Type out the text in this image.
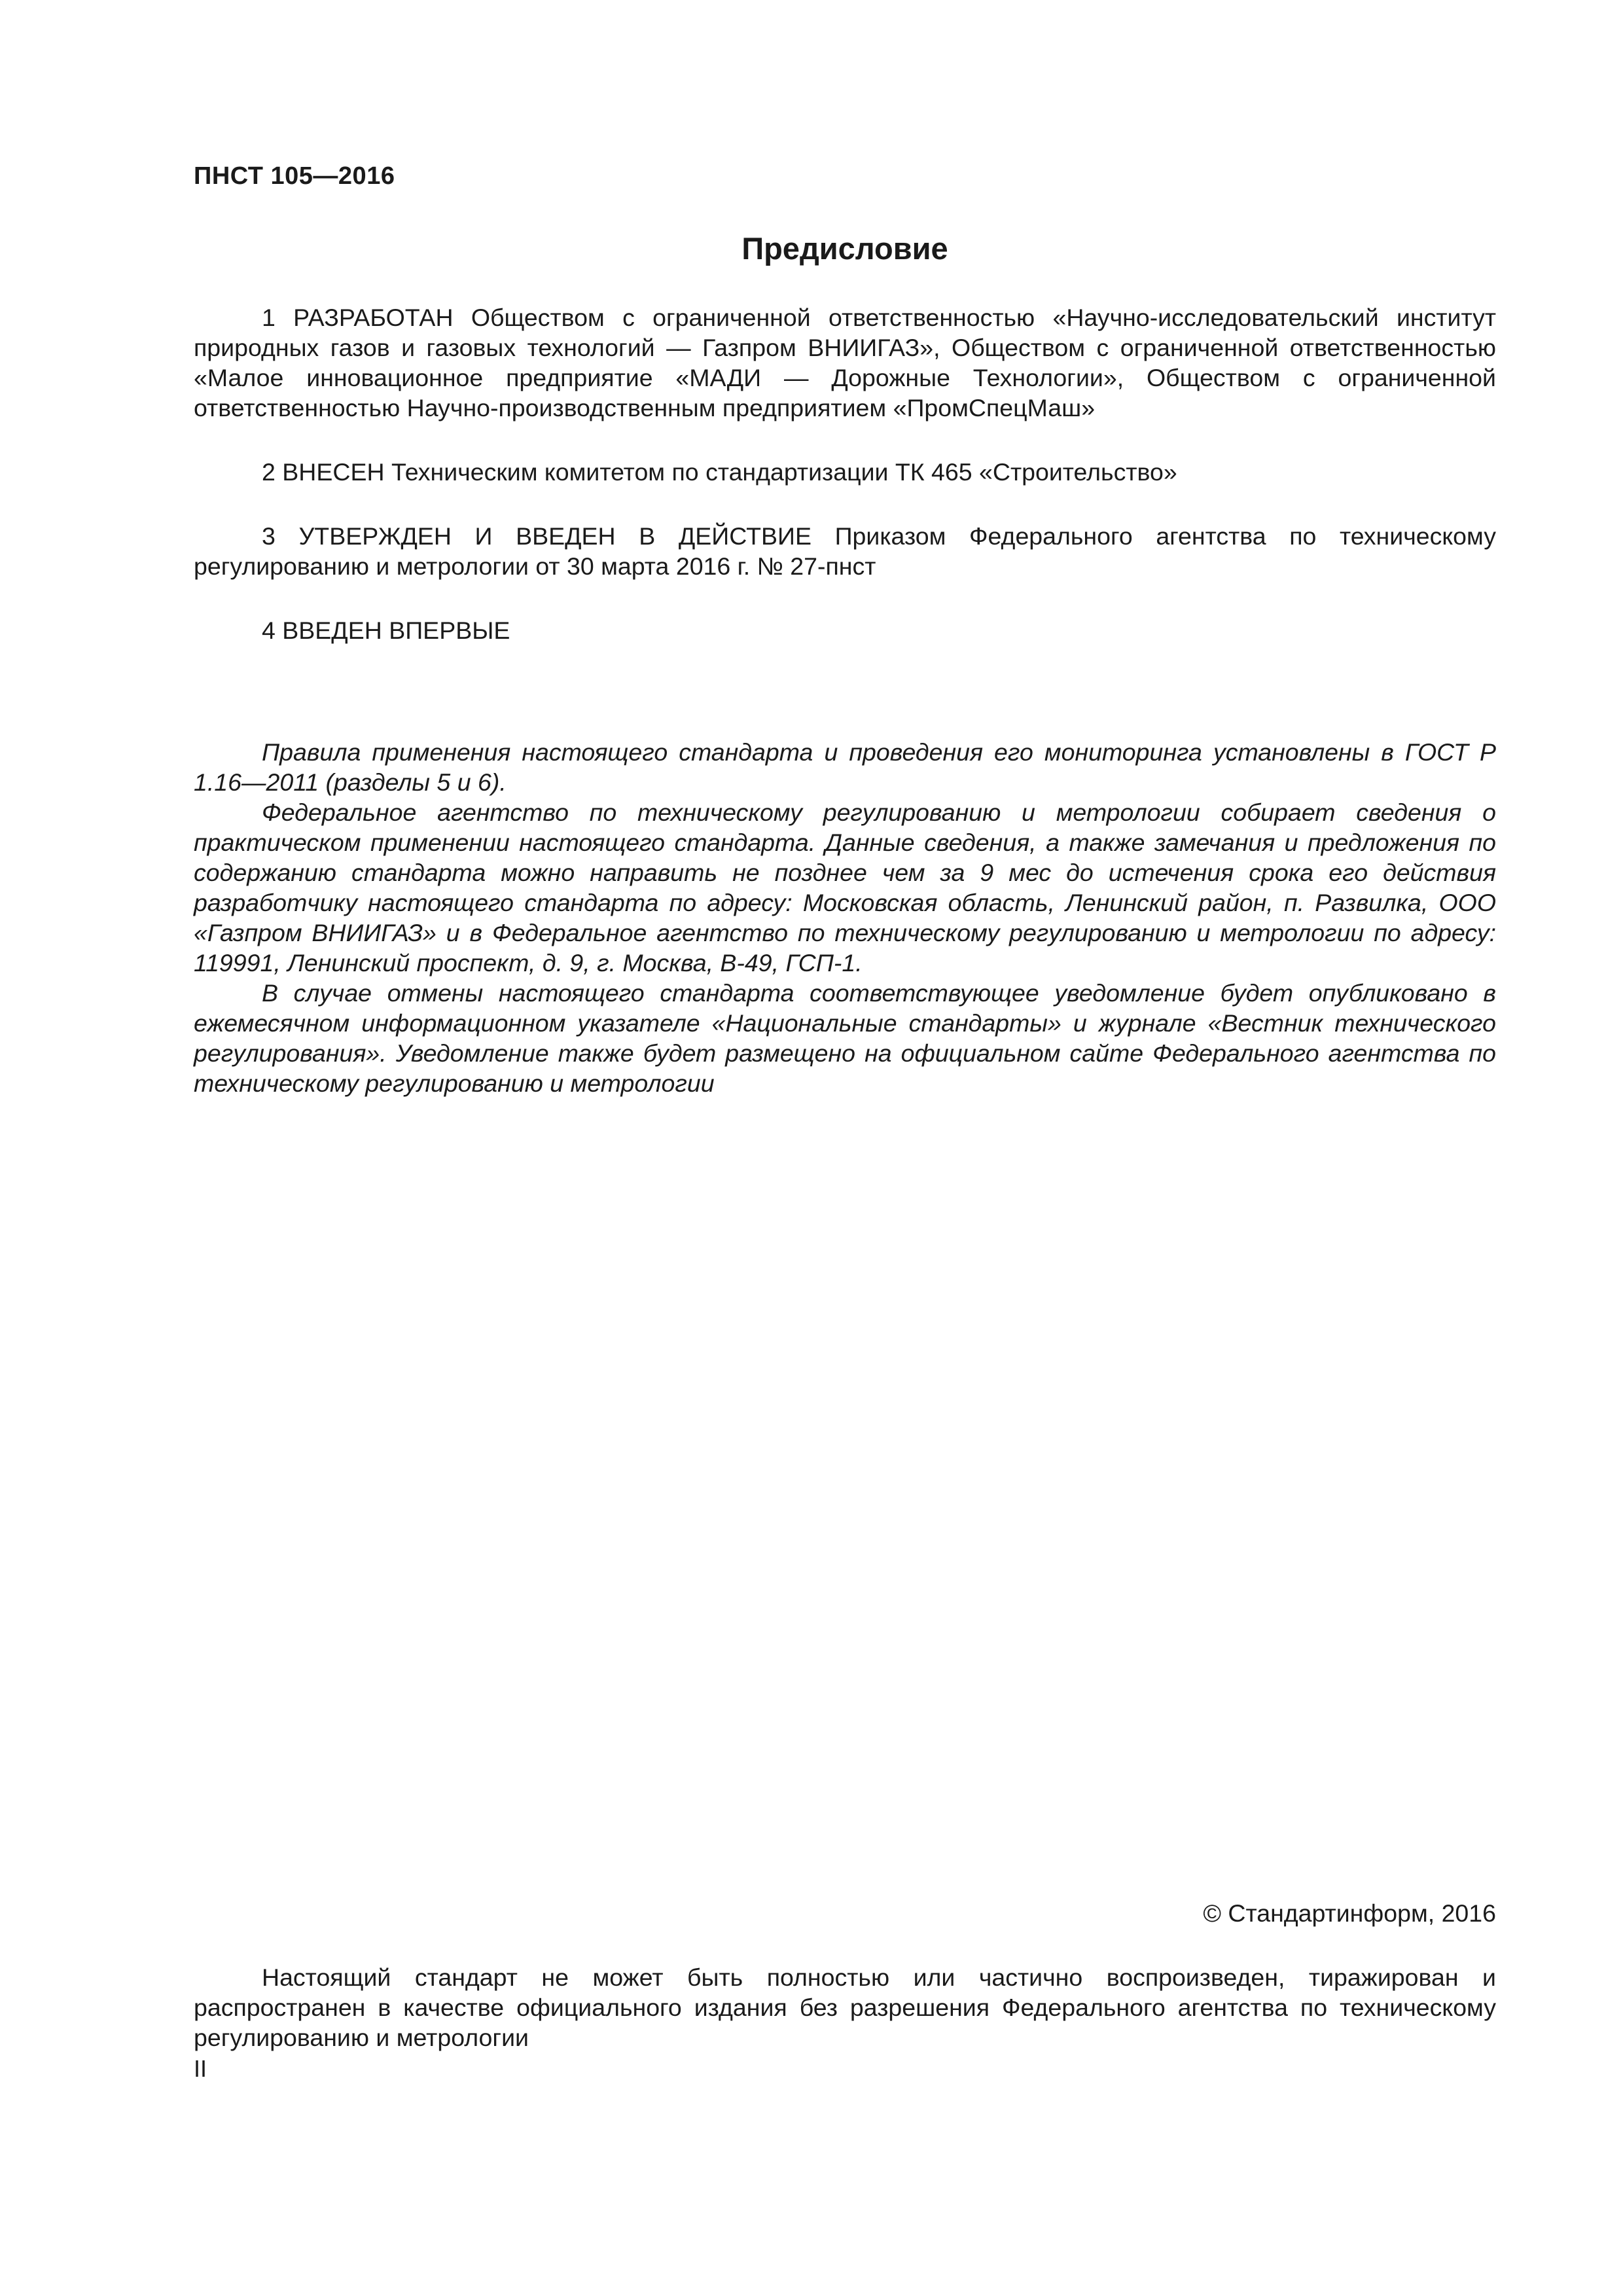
ПНСТ 105—2016
Предисловие

1 РАЗРАБОТАН Обществом с ограниченной ответственностью «Научно-исследовательский институт природных газов и газовых технологий — Газпром ВНИИГАЗ», Обществом с ограниченной ответственностью «Малое инновационное предприятие «МАДИ — Дорожные Технологии», Обществом с ограниченной ответственностью Научно-производственным предприятием «ПромСпецМаш»

2 ВНЕСЕН Техническим комитетом по стандартизации ТК 465 «Строительство»

3 УТВЕРЖДЕН И ВВЕДЕН В ДЕЙСТВИЕ Приказом Федерального агентства по техническому регулированию и метрологии от 30 марта 2016 г. № 27-пнст

4 ВВЕДЕН ВПЕРВЫЕ

Правила применения настоящего стандарта и проведения его мониторинга установлены в ГОСТ Р 1.16—2011 (разделы 5 и 6).

Федеральное агентство по техническому регулированию и метрологии собирает сведения о практическом применении настоящего стандарта. Данные сведения, а также замечания и предложения по содержанию стандарта можно направить не позднее чем за 9 мес до истечения срока его действия разработчику настоящего стандарта по адресу: Московская область, Ленинский район, п. Развилка, ООО «Газпром ВНИИГАЗ» и в Федеральное агентство по техническому регулированию и метрологии по адресу: 119991, Ленинский проспект, д. 9, г. Москва, В-49, ГСП-1.

В случае отмены настоящего стандарта соответствующее уведомление будет опубликовано в ежемесячном информационном указателе «Национальные стандарты» и журнале «Вестник технического регулирования». Уведомление также будет размещено на официальном сайте Федерального агентства по техническому регулированию и метрологии

© Стандартинформ, 2016

Настоящий стандарт не может быть полностью или частично воспроизведен, тиражирован и распространен в качестве официального издания без разрешения Федерального агентства по техническому регулированию и метрологии

II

WHAT THE EXERCISE ASKS —
Set the data above down again exactly as given, with no pictures.

SOLVED EXERCISE —
Type out the text in this image.
ПНСТ 105—2016
Предисловие

1 РАЗРАБОТАН Обществом с ограниченной ответственностью «Научно-исследовательский институт природных газов и газовых технологий — Газпром ВНИИГАЗ», Обществом с ограниченной ответственностью «Малое инновационное предприятие «МАДИ — Дорожные Технологии», Обществом с ограниченной ответственностью Научно-производственным предприятием «ПромСпецМаш»

2 ВНЕСЕН Техническим комитетом по стандартизации ТК 465 «Строительство»

3 УТВЕРЖДЕН И ВВЕДЕН В ДЕЙСТВИЕ Приказом Федерального агентства по техническому регулированию и метрологии от 30 марта 2016 г. № 27-пнст

4 ВВЕДЕН ВПЕРВЫЕ

Правила применения настоящего стандарта и проведения его мониторинга установлены в ГОСТ Р 1.16—2011 (разделы 5 и 6).

Федеральное агентство по техническому регулированию и метрологии собирает сведения о практическом применении настоящего стандарта. Данные сведения, а также замечания и предложения по содержанию стандарта можно направить не позднее чем за 9 мес до истечения срока его действия разработчику настоящего стандарта по адресу: Московская область, Ленинский район, п. Развилка, ООО «Газпром ВНИИГАЗ» и в Федеральное агентство по техническому регулированию и метрологии по адресу: 119991, Ленинский проспект, д. 9, г. Москва, В-49, ГСП-1.

В случае отмены настоящего стандарта соответствующее уведомление будет опубликовано в ежемесячном информационном указателе «Национальные стандарты» и журнале «Вестник технического регулирования». Уведомление также будет размещено на официальном сайте Федерального агентства по техническому регулированию и метрологии

© Стандартинформ, 2016

Настоящий стандарт не может быть полностью или частично воспроизведен, тиражирован и распространен в качестве официального издания без разрешения Федерального агентства по техническому регулированию и метрологии

II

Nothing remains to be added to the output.